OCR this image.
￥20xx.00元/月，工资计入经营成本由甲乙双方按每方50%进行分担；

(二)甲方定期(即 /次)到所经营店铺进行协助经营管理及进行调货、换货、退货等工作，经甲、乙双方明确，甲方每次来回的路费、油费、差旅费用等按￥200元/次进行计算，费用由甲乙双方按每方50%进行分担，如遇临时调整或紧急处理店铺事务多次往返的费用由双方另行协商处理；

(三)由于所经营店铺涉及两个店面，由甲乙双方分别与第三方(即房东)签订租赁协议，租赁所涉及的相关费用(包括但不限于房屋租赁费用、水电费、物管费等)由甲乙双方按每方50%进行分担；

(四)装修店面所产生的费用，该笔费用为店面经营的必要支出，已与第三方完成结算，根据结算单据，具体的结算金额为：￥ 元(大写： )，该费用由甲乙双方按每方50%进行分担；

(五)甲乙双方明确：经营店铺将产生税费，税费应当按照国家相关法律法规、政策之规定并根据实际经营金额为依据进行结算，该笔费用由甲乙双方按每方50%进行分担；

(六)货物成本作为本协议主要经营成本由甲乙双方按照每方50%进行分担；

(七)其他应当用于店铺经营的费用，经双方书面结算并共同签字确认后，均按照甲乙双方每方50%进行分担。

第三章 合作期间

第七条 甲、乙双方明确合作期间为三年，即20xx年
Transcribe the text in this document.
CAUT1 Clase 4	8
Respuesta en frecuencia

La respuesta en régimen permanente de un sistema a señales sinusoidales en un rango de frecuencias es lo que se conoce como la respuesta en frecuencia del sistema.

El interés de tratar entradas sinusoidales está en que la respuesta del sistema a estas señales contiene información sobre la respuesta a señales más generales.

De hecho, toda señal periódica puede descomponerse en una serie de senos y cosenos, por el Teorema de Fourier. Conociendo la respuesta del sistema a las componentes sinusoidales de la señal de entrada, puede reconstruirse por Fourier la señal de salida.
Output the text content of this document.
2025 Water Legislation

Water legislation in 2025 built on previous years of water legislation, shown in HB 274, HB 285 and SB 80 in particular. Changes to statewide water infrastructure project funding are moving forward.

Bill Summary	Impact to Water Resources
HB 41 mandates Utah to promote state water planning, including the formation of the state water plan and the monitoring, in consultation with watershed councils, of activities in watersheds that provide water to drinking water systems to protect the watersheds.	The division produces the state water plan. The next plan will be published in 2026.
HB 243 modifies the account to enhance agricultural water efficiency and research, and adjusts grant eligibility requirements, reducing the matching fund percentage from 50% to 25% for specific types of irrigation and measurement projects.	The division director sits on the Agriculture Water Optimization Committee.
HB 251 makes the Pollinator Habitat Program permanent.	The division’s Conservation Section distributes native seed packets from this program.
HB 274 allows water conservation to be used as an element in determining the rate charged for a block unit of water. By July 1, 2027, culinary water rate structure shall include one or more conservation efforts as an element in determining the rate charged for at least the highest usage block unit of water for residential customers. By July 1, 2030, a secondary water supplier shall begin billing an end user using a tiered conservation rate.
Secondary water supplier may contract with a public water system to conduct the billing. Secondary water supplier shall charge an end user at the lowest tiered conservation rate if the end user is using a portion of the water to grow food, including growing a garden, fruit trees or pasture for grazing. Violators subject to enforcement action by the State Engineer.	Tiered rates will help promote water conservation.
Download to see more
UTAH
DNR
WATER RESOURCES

********************

Transcribe each record exactly. Leave nothing out.

OCR this image.
￥20xx.00元/月，工资计入经营成本由甲乙双方按每方50%进行分担；

(二)甲方定期(即 /次)到所经营店铺进行协助经营管理及进行调货、换货、退货等工作，经甲、乙双方明确，甲方每次来回的路费、油费、差旅费用等按￥200元/次进行计算，费用由甲乙双方按每方50%进行分担，如遇临时调整或紧急处理店铺事务多次往返的费用由双方另行协商处理；

(三)由于所经营店铺涉及两个店面，由甲乙双方分别与第三方(即房东)签订租赁协议，租赁所涉及的相关费用(包括但不限于房屋租赁费用、水电费、物管费等)由甲乙双方按每方50%进行分担；

(四)装修店面所产生的费用，该笔费用为店面经营的必要支出，已与第三方完成结算，根据结算单据，具体的结算金额为：￥ 元(大写： )，该费用由甲乙双方按每方50%进行分担；

(五)甲乙双方明确：经营店铺将产生税费，税费应当按照国家相关法律法规、政策之规定并根据实际经营金额为依据进行结算，该笔费用由甲乙双方按每方50%进行分担；

(六)货物成本作为本协议主要经营成本由甲乙双方按照每方50%进行分担；

(七)其他应当用于店铺经营的费用，经双方书面结算并共同签字确认后，均按照甲乙双方每方50%进行分担。

第三章 合作期间

第七条 甲、乙双方明确合作期间为三年，即20xx年
Transcribe the text in this document.
CAUT1 Clase 4	8
Respuesta en frecuencia

La respuesta en régimen permanente de un sistema a señales sinusoidales en un rango de frecuencias es lo que se conoce como la respuesta en frecuencia del sistema.

El interés de tratar entradas sinusoidales está en que la respuesta del sistema a estas señales contiene información sobre la respuesta a señales más generales.

De hecho, toda señal periódica puede descomponerse en una serie de senos y cosenos, por el Teorema de Fourier. Conociendo la respuesta del sistema a las componentes sinusoidales de la señal de entrada, puede reconstruirse por Fourier la señal de salida.
Output the text content of this document.
2025 Water Legislation

Water legislation in 2025 built on previous years of water legislation, shown in HB 274, HB 285 and SB 80 in particular. Changes to statewide water infrastructure project funding are moving forward.

Bill Summary	Impact to Water Resources
HB 41 mandates Utah to promote state water planning, including the formation of the state water plan and the monitoring, in consultation with watershed councils, of activities in watersheds that provide water to drinking water systems to protect the watersheds.	The division produces the state water plan. The next plan will be published in 2026.
HB 243 modifies the account to enhance agricultural water efficiency and research, and adjusts grant eligibility requirements, reducing the matching fund percentage from 50% to 25% for specific types of irrigation and measurement projects.	The division director sits on the Agriculture Water Optimization Committee.
HB 251 makes the Pollinator Habitat Program permanent.	The division’s Conservation Section distributes native seed packets from this program.
HB 274 allows water conservation to be used as an element in determining the rate charged for a block unit of water. By July 1, 2027, culinary water rate structure shall include one or more conservation efforts as an element in determining the rate charged for at least the highest usage block unit of water for residential customers. By July 1, 2030, a secondary water supplier shall begin billing an end user using a tiered conservation rate.
Secondary water supplier may contract with a public water system to conduct the billing. Secondary water supplier shall charge an end user at the lowest tiered conservation rate if the end user is using a portion of the water to grow food, including growing a garden, fruit trees or pasture for grazing. Violators subject to enforcement action by the State Engineer.	Tiered rates will help promote water conservation.
Download to see more
UTAH
DNR
WATER RESOURCES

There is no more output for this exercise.